Given instruction: Where a line below holds the string "values", copy that line.

++++ Material shown ++++

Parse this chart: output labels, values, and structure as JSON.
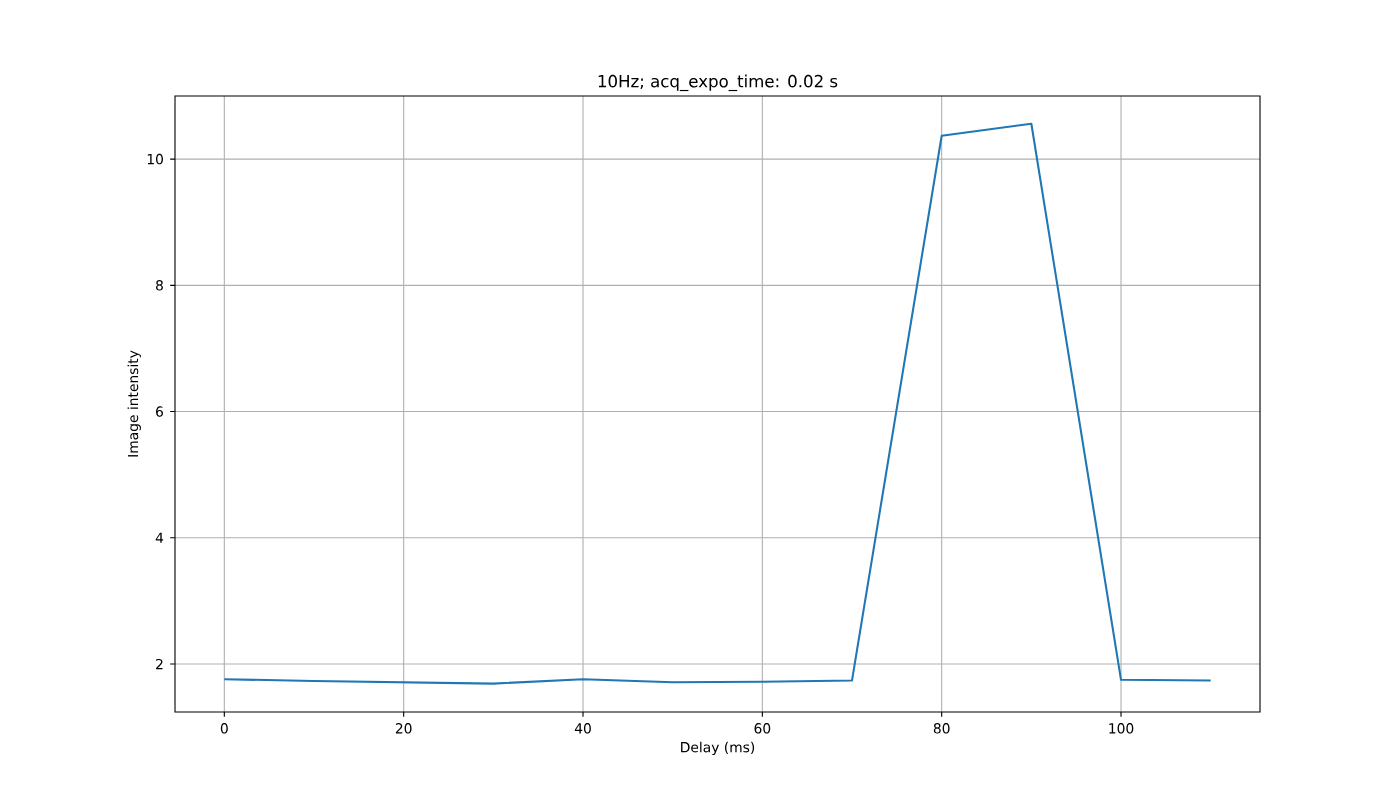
{
  "chart_data": {
    "type": "line",
    "title": "10Hz; acq_expo_time: 0.02 s",
    "xlabel": "Delay (ms)",
    "ylabel": "Image intensity",
    "x": [
      0,
      10,
      20,
      30,
      40,
      50,
      60,
      70,
      80,
      90,
      100,
      110
    ],
    "series": [
      {
        "color": "#1f77b4",
        "values": [
          1.76,
          1.73,
          1.71,
          1.69,
          1.76,
          1.71,
          1.72,
          1.74,
          10.37,
          10.56,
          1.75,
          1.74
        ]
      }
    ],
    "xlim": [
      -5.5,
      115.5
    ],
    "ylim": [
      1.24,
      11.0
    ],
    "xticks": [
      0,
      20,
      40,
      60,
      80,
      100
    ],
    "yticks": [
      2,
      4,
      6,
      8,
      10
    ],
    "grid": true,
    "marker": "none",
    "line_style": "solid"
  }
}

++++

Exercise solution:
Parse this chart: output labels, values, and structure as JSON.
        "values": [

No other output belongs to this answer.